◆ **TASK DIRECTIONS**
From the entries below, tally how many lines contain "title" and report only that figure.
───
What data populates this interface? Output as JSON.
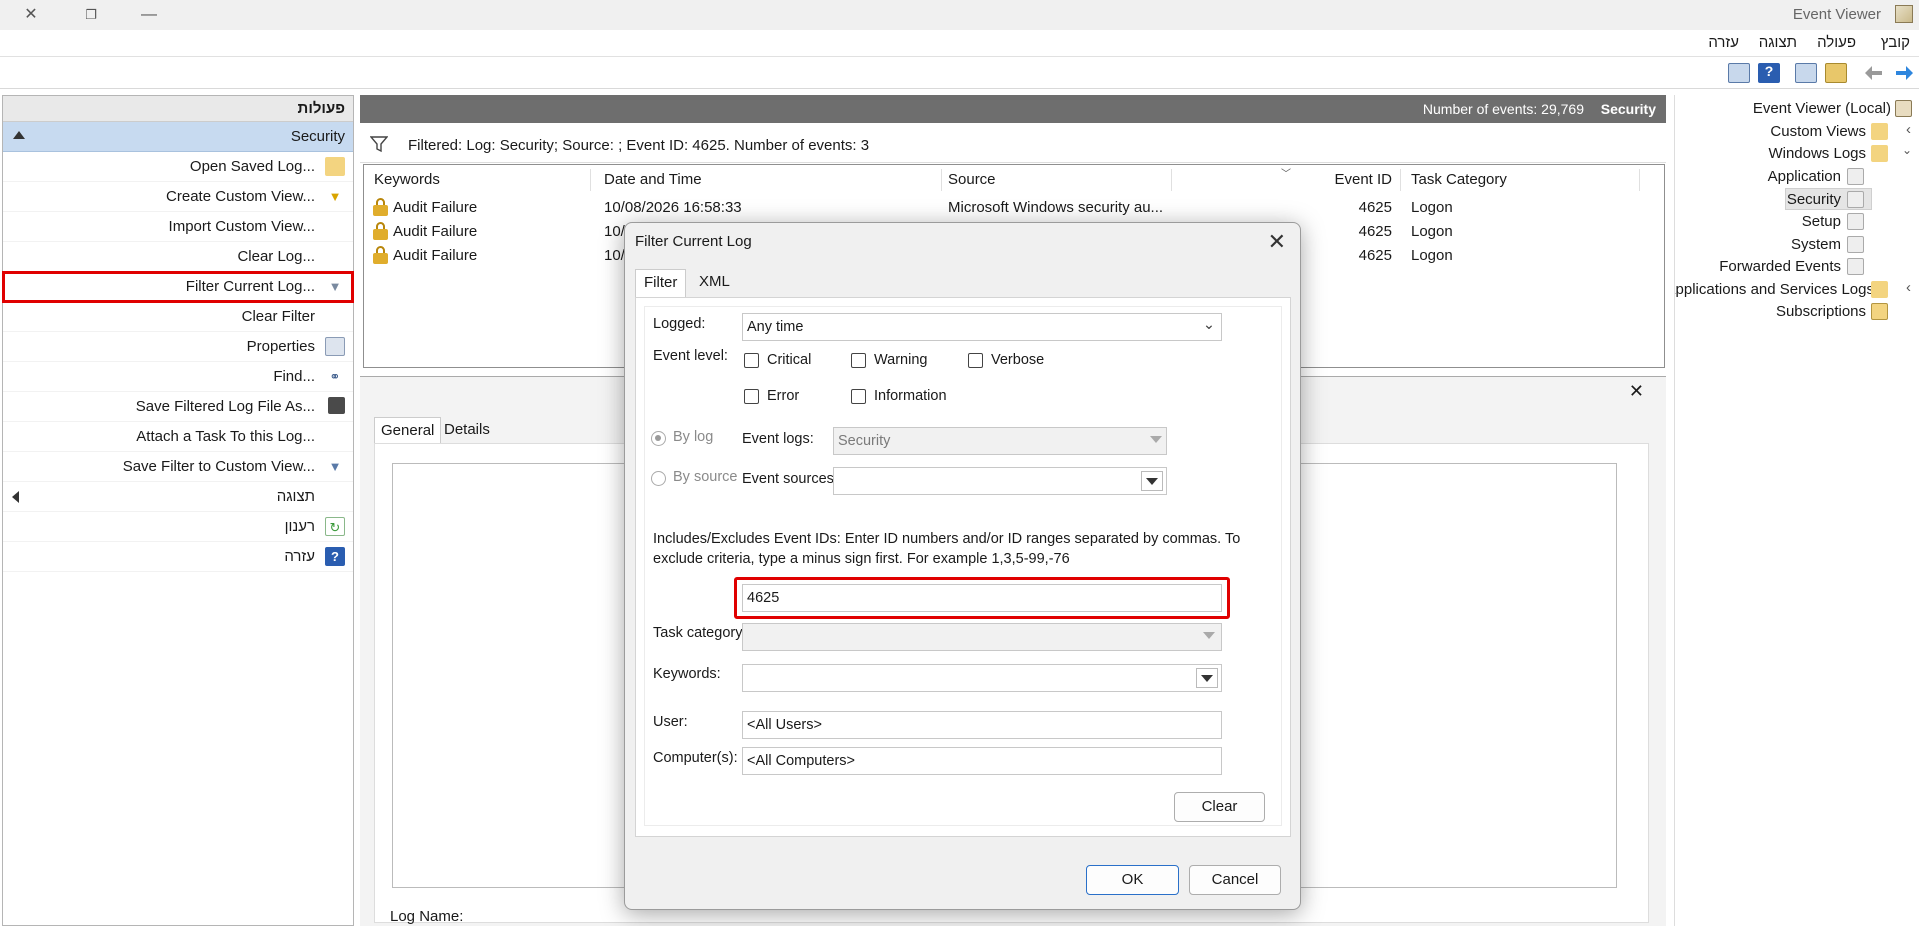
{
  "window": {
    "title": "Event Viewer"
  },
  "menu": [
    "קובץ",
    "פעולה",
    "תצוגה",
    "עזרה"
  ],
  "actions_pane": {
    "header": "פעולות",
    "section": "Security",
    "items": [
      "Open Saved Log...",
      "Create Custom View...",
      "Import Custom View...",
      "Clear Log...",
      "Filter Current Log...",
      "Clear Filter",
      "Properties",
      "Find...",
      "Save Filtered Log File As...",
      "Attach a Task To this Log...",
      "Save Filter to Custom View..."
    ],
    "view_group": "תצוגה",
    "refresh": "רענון",
    "help": "עזרה"
  },
  "center": {
    "log_name": "Security",
    "event_count": "Number of events: 29,769",
    "filter_text": "Filtered: Log: Security; Source: ; Event ID: 4625. Number of events: 3",
    "columns": [
      "Keywords",
      "Date and Time",
      "Source",
      "Event ID",
      "Task Category"
    ],
    "rows": [
      {
        "keywords": "Audit Failure",
        "date": "10/08/2026 16:58:33",
        "source": "Microsoft Windows security au...",
        "event_id": "4625",
        "category": "Logon"
      },
      {
        "keywords": "Audit Failure",
        "date": "10/",
        "source": "",
        "event_id": "4625",
        "category": "Logon"
      },
      {
        "keywords": "Audit Failure",
        "date": "10/",
        "source": "",
        "event_id": "4625",
        "category": "Logon"
      }
    ],
    "detail_tabs": [
      "General",
      "Details"
    ],
    "log_name_label": "Log Name:"
  },
  "tree": {
    "items": [
      "Event Viewer (Local)",
      "Custom Views",
      "Windows Logs",
      "Application",
      "Security",
      "Setup",
      "System",
      "Forwarded Events",
      "Applications and Services Logs",
      "Subscriptions"
    ]
  },
  "dialog": {
    "title": "Filter Current Log",
    "tabs": [
      "Filter",
      "XML"
    ],
    "logged_label": "Logged:",
    "logged_value": "Any time",
    "event_level_label": "Event level:",
    "levels": [
      "Critical",
      "Warning",
      "Verbose",
      "Error",
      "Information"
    ],
    "by_log_label": "By log",
    "by_source_label": "By source",
    "event_logs_label": "Event logs:",
    "event_logs_value": "Security",
    "event_sources_label": "Event sources:",
    "event_sources_value": "",
    "includes_text_1": "Includes/Excludes Event IDs: Enter ID numbers and/or ID ranges separated by commas. To",
    "includes_text_2": "exclude criteria, type a minus sign first. For example 1,3,5-99,-76",
    "event_id_value": "4625",
    "task_category_label": "Task category:",
    "keywords_label": "Keywords:",
    "user_label": "User:",
    "user_value": "<All Users>",
    "computers_label": "Computer(s):",
    "computers_value": "<All Computers>",
    "clear_button": "Clear",
    "ok_button": "OK",
    "cancel_button": "Cancel"
  },
  "colors": {
    "highlight": "#e00000",
    "section_bg": "#c7daf0",
    "header_gray": "#6e6e6e",
    "ok_border": "#2a70c9"
  }
}
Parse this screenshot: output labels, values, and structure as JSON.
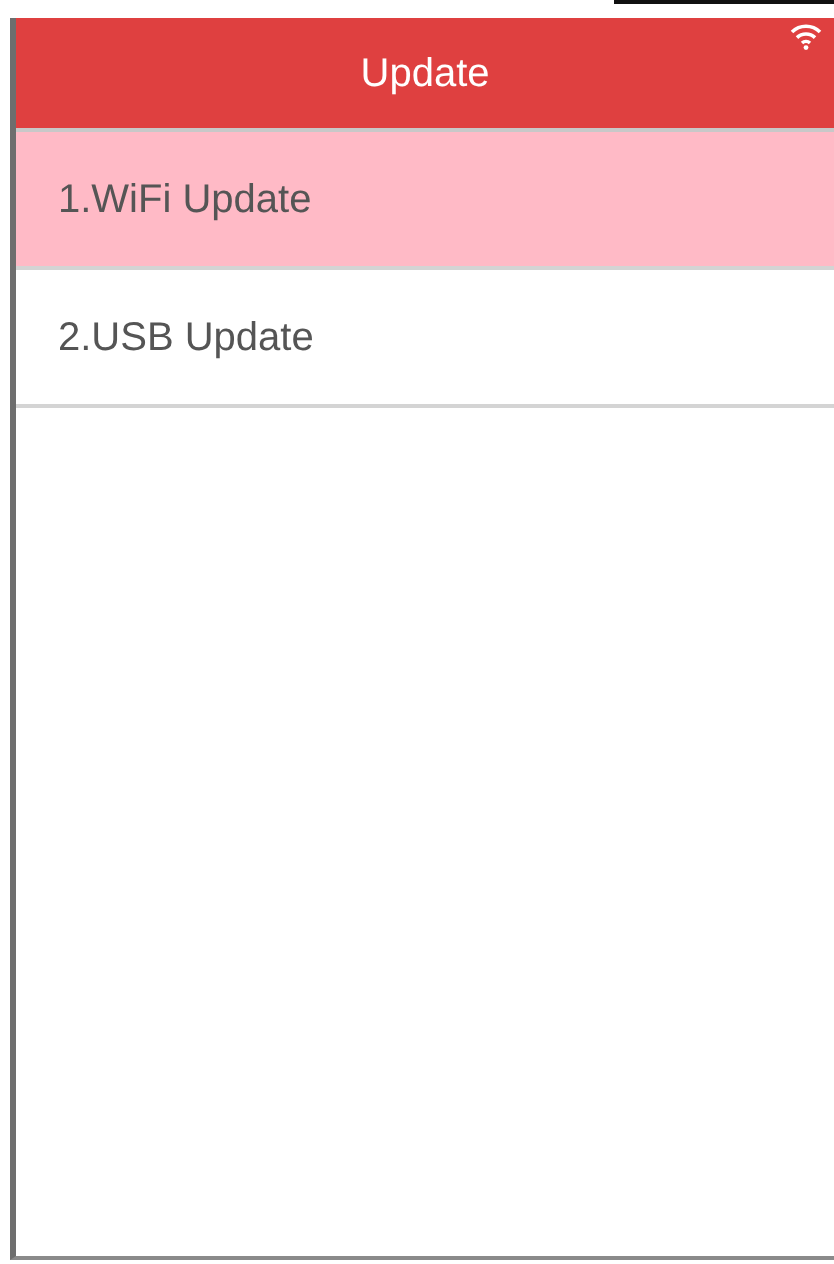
{
  "header": {
    "title": "Update"
  },
  "items": [
    {
      "label": "1.WiFi Update",
      "selected": true
    },
    {
      "label": "2.USB Update",
      "selected": false
    }
  ]
}
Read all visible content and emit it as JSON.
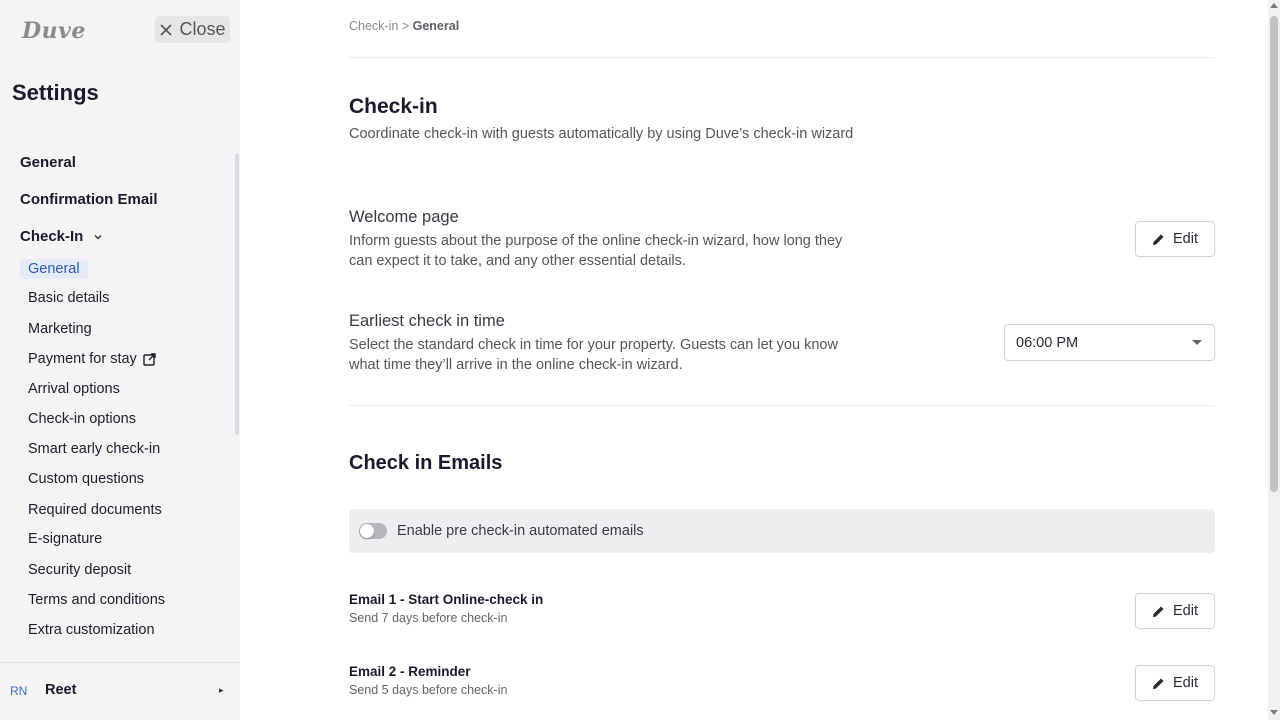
───
◆ **TASK RESPONSE**
3